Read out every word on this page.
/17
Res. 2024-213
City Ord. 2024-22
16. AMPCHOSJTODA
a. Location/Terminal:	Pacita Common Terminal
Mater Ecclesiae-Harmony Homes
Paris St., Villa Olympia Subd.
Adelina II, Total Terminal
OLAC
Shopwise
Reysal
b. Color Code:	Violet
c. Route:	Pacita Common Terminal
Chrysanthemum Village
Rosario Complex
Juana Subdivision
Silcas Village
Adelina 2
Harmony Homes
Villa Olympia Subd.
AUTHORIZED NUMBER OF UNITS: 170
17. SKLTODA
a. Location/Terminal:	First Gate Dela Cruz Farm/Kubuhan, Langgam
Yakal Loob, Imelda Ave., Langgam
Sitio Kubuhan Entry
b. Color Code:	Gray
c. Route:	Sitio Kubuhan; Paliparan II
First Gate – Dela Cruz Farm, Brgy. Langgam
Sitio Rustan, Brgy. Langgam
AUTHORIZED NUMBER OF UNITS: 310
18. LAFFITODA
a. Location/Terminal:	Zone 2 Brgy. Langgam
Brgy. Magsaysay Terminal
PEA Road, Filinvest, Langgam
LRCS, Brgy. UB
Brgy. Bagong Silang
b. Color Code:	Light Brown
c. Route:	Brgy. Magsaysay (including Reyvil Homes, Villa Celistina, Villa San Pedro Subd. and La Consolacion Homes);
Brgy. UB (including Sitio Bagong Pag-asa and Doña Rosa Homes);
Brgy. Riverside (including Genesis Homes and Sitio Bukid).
* * *
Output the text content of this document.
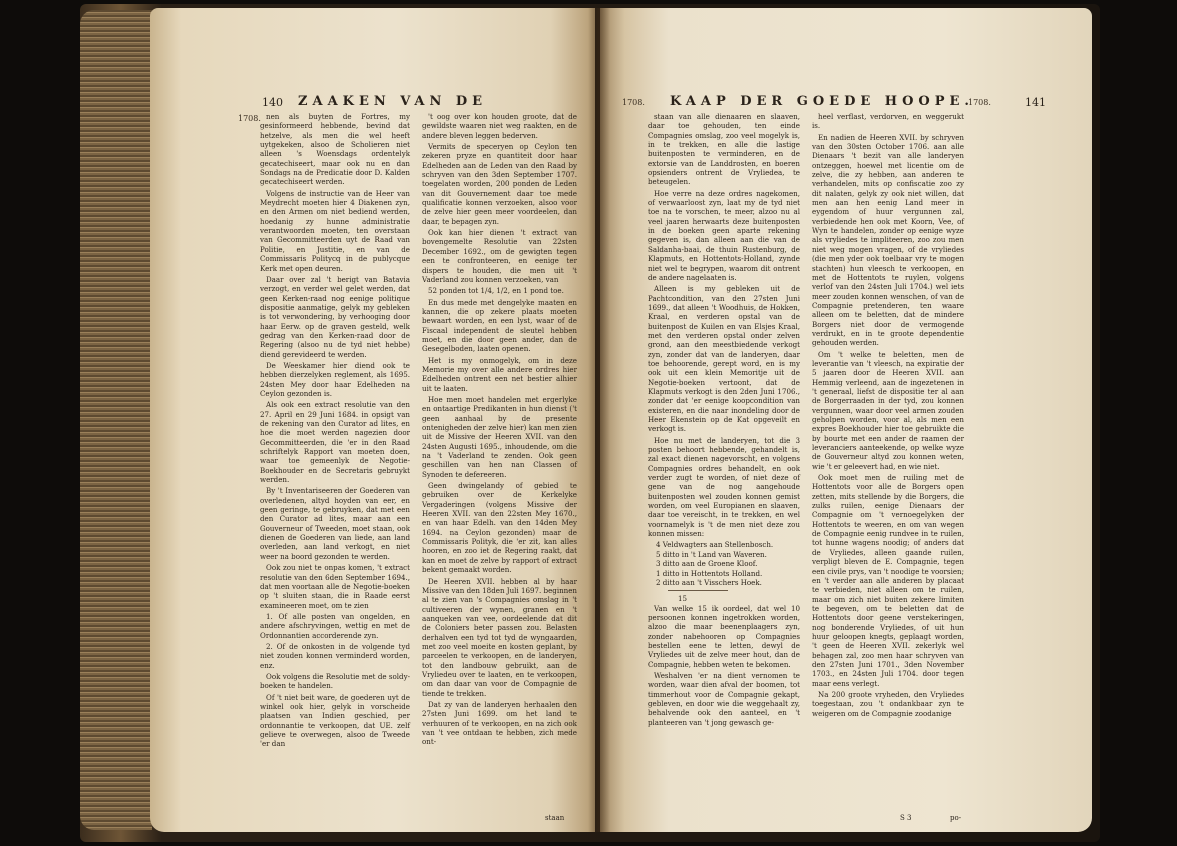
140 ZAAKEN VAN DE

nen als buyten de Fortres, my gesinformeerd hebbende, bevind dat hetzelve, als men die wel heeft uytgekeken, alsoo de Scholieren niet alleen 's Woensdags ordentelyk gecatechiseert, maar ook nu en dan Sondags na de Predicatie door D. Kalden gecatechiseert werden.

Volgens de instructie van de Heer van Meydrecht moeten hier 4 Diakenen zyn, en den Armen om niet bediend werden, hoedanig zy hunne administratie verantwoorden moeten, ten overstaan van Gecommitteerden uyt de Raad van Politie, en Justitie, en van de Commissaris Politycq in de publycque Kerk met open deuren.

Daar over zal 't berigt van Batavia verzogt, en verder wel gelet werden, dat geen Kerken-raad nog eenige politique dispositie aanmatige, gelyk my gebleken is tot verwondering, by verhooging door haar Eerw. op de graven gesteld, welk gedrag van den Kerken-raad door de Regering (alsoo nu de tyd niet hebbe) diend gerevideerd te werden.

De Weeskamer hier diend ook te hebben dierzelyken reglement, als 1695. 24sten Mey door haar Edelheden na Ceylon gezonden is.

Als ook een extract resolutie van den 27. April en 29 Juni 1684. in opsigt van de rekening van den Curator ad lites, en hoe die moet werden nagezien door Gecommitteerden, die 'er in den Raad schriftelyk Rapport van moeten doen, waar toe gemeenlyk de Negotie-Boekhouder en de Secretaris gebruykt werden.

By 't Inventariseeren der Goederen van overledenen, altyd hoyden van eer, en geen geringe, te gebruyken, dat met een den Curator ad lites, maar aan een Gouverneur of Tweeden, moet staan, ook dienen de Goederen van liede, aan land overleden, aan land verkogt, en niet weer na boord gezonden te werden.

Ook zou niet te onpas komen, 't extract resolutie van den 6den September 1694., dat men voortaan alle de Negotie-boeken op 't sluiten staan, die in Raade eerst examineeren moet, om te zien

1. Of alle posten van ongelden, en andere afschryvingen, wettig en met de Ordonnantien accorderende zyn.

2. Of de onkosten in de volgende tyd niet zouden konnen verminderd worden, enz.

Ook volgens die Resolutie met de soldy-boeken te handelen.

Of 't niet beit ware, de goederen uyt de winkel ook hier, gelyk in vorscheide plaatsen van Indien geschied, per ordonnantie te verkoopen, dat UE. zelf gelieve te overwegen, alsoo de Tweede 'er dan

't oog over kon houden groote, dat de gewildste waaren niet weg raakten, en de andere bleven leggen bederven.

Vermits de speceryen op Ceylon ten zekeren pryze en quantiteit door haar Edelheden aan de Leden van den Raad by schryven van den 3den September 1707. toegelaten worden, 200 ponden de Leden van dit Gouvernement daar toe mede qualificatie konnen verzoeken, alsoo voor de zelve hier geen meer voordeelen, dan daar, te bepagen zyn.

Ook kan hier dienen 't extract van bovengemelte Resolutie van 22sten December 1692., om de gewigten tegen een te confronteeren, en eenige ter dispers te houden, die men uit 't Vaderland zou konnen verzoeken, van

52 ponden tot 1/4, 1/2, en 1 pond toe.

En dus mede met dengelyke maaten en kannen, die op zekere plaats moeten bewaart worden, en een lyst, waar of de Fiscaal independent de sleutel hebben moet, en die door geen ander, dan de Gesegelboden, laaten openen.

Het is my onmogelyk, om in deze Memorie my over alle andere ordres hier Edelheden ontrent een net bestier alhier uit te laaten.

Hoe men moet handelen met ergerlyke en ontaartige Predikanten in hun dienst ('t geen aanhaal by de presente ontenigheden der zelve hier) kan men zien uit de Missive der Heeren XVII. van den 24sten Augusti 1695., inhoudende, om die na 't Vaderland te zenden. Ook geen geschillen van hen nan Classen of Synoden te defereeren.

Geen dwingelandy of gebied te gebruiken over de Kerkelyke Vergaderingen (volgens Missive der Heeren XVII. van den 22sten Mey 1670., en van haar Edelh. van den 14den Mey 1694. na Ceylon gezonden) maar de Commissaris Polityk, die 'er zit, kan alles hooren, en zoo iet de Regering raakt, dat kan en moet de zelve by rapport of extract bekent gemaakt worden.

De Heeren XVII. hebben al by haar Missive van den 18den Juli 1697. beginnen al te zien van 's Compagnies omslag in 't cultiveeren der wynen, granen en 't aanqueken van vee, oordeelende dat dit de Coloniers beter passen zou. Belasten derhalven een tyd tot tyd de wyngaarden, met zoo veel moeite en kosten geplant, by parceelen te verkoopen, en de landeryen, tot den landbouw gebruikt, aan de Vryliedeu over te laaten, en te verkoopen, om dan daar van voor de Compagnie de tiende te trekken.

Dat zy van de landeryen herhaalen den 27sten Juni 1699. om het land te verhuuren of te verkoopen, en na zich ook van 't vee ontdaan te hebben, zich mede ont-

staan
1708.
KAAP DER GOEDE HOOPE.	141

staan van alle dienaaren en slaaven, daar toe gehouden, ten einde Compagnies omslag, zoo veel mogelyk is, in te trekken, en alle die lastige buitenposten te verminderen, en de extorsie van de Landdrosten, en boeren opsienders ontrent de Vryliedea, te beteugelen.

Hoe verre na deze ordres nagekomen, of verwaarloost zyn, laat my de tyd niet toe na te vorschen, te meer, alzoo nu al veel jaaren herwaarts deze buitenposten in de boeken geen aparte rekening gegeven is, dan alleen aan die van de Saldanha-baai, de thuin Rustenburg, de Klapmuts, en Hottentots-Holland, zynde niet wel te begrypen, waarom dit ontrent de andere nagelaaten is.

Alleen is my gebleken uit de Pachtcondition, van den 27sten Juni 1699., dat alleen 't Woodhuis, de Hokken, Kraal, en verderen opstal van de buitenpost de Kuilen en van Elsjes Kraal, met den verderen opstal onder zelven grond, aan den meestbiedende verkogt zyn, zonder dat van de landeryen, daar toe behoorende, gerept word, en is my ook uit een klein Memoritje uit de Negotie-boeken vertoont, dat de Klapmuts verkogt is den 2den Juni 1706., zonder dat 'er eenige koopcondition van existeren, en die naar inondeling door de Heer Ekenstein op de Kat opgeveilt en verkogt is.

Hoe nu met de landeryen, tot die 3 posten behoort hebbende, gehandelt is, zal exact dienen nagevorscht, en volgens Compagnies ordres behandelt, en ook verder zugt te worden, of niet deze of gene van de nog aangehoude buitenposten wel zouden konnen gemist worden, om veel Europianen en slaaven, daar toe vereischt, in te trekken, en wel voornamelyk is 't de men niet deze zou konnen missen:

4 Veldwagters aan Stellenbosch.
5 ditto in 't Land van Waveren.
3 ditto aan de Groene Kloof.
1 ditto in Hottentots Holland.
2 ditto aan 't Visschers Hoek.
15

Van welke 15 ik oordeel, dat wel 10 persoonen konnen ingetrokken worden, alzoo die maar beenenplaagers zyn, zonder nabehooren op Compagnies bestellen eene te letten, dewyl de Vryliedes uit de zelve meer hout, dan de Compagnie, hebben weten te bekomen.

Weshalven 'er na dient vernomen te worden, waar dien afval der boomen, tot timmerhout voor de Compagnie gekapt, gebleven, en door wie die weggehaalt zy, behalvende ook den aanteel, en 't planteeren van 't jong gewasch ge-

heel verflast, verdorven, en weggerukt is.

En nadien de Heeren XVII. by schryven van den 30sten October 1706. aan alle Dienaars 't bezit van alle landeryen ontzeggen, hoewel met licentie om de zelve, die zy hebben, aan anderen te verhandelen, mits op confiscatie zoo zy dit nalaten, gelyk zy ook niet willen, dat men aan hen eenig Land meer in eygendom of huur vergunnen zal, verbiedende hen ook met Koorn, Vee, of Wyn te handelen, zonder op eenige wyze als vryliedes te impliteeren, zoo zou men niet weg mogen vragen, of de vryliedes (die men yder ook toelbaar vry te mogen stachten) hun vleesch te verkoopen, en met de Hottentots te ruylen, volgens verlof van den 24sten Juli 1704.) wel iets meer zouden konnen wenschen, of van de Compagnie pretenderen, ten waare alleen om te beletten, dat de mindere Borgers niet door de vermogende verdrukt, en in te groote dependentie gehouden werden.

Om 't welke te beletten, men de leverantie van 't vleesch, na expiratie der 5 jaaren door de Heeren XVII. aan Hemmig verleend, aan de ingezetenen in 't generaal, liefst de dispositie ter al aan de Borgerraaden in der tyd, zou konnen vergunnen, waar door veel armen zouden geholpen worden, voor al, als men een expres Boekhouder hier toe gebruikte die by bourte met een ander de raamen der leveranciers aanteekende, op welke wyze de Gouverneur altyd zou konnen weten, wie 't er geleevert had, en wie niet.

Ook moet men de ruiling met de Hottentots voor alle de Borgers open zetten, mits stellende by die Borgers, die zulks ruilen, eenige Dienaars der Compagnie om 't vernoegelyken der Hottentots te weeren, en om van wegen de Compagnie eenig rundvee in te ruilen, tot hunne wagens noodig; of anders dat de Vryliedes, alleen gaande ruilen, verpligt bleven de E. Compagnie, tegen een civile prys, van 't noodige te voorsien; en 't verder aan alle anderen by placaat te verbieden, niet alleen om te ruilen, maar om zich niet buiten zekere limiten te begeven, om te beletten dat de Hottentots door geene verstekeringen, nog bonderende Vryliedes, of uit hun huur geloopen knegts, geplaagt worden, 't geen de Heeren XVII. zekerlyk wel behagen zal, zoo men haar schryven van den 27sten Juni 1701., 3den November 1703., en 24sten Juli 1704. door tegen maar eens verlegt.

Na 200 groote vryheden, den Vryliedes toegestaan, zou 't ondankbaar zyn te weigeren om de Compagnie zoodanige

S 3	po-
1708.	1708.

#### [TASK OBJECTIVE]
When "Regering" shows up in a line of the material, report that line.

#### [RESULT]
Daar over zal 't berigt van Batavia verzogt, en verder wel gelet werden, dat geen Kerken-raad nog eenige politique dispositie aanmatige, gelyk my gebleken is tot verwondering, by verhooging door haar Eerw. op de graven gesteld, welk gedrag van den Kerken-raad door de Regering (alsoo nu de tyd niet hebbe) diend gerevideerd te werden.
Geen dwingelandy of gebied te gebruiken over de Kerkelyke Vergaderingen (volgens Missive der Heeren XVII. van den 22sten Mey 1670., en van haar Edelh. van den 14den Mey 1694. na Ceylon gezonden) maar de Commissaris Polityk, die 'er zit, kan alles hooren, en zoo iet de Regering raakt, dat kan en moet de zelve by rapport of extract bekent gemaakt worden.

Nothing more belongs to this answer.